DATA EXCERPTS:

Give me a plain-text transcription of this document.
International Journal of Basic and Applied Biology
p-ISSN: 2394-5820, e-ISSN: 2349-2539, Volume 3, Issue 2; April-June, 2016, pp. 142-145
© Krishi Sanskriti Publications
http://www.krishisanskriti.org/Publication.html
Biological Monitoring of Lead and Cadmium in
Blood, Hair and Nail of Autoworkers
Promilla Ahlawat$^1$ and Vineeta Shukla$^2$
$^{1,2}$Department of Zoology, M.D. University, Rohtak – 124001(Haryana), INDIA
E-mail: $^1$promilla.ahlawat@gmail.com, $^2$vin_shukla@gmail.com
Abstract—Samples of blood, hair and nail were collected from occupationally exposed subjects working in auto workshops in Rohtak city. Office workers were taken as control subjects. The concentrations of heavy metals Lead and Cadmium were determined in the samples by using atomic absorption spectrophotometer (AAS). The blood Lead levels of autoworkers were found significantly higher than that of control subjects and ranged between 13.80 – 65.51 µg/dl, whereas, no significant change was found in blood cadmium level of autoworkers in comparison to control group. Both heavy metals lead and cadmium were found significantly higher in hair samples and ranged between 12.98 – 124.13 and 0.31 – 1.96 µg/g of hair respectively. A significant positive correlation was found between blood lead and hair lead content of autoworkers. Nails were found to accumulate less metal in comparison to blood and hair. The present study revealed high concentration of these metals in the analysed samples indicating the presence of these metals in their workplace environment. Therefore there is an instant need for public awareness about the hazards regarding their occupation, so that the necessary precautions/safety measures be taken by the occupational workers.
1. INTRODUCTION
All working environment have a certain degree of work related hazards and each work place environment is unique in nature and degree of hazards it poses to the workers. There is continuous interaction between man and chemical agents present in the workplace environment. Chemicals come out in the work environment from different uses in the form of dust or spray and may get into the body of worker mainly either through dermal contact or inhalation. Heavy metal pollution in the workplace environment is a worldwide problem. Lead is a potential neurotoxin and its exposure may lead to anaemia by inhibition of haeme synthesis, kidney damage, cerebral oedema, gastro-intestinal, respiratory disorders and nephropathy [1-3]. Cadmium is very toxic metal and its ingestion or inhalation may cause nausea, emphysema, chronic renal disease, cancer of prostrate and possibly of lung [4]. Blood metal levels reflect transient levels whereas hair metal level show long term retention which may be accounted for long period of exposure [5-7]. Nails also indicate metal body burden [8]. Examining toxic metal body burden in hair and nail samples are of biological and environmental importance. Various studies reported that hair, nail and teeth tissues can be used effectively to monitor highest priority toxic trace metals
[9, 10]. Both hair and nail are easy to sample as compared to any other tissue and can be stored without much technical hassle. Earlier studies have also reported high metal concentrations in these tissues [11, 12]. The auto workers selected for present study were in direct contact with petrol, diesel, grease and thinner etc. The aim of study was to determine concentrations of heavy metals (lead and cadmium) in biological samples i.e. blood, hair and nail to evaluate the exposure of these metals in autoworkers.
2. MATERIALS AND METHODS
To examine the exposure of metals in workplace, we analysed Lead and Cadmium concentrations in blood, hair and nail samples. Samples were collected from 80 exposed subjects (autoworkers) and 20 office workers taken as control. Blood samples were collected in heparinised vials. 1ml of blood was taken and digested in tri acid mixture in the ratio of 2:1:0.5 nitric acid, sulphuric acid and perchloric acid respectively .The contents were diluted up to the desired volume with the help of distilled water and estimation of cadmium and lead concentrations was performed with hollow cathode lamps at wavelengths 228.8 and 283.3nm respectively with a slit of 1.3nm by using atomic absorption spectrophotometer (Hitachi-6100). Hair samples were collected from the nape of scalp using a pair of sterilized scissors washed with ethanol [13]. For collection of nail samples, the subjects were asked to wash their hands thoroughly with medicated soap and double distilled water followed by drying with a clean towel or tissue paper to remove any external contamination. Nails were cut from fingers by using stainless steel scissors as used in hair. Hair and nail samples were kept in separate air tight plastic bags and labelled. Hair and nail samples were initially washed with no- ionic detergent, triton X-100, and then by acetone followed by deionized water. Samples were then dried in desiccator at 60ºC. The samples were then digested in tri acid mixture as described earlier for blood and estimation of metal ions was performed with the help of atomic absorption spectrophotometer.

TASK PROMPT: Write each record out again exactly.

SOLUTION FOR THIS EXERCISE:
Give me a plain-text transcription of this document.
International Journal of Basic and Applied Biology
p-ISSN: 2394-5820, e-ISSN: 2349-2539, Volume 3, Issue 2; April-June, 2016, pp. 142-145
© Krishi Sanskriti Publications
http://www.krishisanskriti.org/Publication.html
Biological Monitoring of Lead and Cadmium in
Blood, Hair and Nail of Autoworkers
Promilla Ahlawat$^1$ and Vineeta Shukla$^2$
$^{1,2}$Department of Zoology, M.D. University, Rohtak – 124001(Haryana), INDIA
E-mail: $^1$promilla.ahlawat@gmail.com, $^2$vin_shukla@gmail.com
Abstract—Samples of blood, hair and nail were collected from occupationally exposed subjects working in auto workshops in Rohtak city. Office workers were taken as control subjects. The concentrations of heavy metals Lead and Cadmium were determined in the samples by using atomic absorption spectrophotometer (AAS). The blood Lead levels of autoworkers were found significantly higher than that of control subjects and ranged between 13.80 – 65.51 µg/dl, whereas, no significant change was found in blood cadmium level of autoworkers in comparison to control group. Both heavy metals lead and cadmium were found significantly higher in hair samples and ranged between 12.98 – 124.13 and 0.31 – 1.96 µg/g of hair respectively. A significant positive correlation was found between blood lead and hair lead content of autoworkers. Nails were found to accumulate less metal in comparison to blood and hair. The present study revealed high concentration of these metals in the analysed samples indicating the presence of these metals in their workplace environment. Therefore there is an instant need for public awareness about the hazards regarding their occupation, so that the necessary precautions/safety measures be taken by the occupational workers.
1. INTRODUCTION
All working environment have a certain degree of work related hazards and each work place environment is unique in nature and degree of hazards it poses to the workers. There is continuous interaction between man and chemical agents present in the workplace environment. Chemicals come out in the work environment from different uses in the form of dust or spray and may get into the body of worker mainly either through dermal contact or inhalation. Heavy metal pollution in the workplace environment is a worldwide problem. Lead is a potential neurotoxin and its exposure may lead to anaemia by inhibition of haeme synthesis, kidney damage, cerebral oedema, gastro-intestinal, respiratory disorders and nephropathy [1-3]. Cadmium is very toxic metal and its ingestion or inhalation may cause nausea, emphysema, chronic renal disease, cancer of prostrate and possibly of lung [4]. Blood metal levels reflect transient levels whereas hair metal level show long term retention which may be accounted for long period of exposure [5-7]. Nails also indicate metal body burden [8]. Examining toxic metal body burden in hair and nail samples are of biological and environmental importance. Various studies reported that hair, nail and teeth tissues can be used effectively to monitor highest priority toxic trace metals
[9, 10]. Both hair and nail are easy to sample as compared to any other tissue and can be stored without much technical hassle. Earlier studies have also reported high metal concentrations in these tissues [11, 12]. The auto workers selected for present study were in direct contact with petrol, diesel, grease and thinner etc. The aim of study was to determine concentrations of heavy metals (lead and cadmium) in biological samples i.e. blood, hair and nail to evaluate the exposure of these metals in autoworkers.
2. MATERIALS AND METHODS
To examine the exposure of metals in workplace, we analysed Lead and Cadmium concentrations in blood, hair and nail samples. Samples were collected from 80 exposed subjects (autoworkers) and 20 office workers taken as control. Blood samples were collected in heparinised vials. 1ml of blood was taken and digested in tri acid mixture in the ratio of 2:1:0.5 nitric acid, sulphuric acid and perchloric acid respectively .The contents were diluted up to the desired volume with the help of distilled water and estimation of cadmium and lead concentrations was performed with hollow cathode lamps at wavelengths 228.8 and 283.3nm respectively with a slit of 1.3nm by using atomic absorption spectrophotometer (Hitachi-6100). Hair samples were collected from the nape of scalp using a pair of sterilized scissors washed with ethanol [13]. For collection of nail samples, the subjects were asked to wash their hands thoroughly with medicated soap and double distilled water followed by drying with a clean towel or tissue paper to remove any external contamination. Nails were cut from fingers by using stainless steel scissors as used in hair. Hair and nail samples were kept in separate air tight plastic bags and labelled. Hair and nail samples were initially washed with no- ionic detergent, triton X-100, and then by acetone followed by deionized water. Samples were then dried in desiccator at 60ºC. The samples were then digested in tri acid mixture as described earlier for blood and estimation of metal ions was performed with the help of atomic absorption spectrophotometer.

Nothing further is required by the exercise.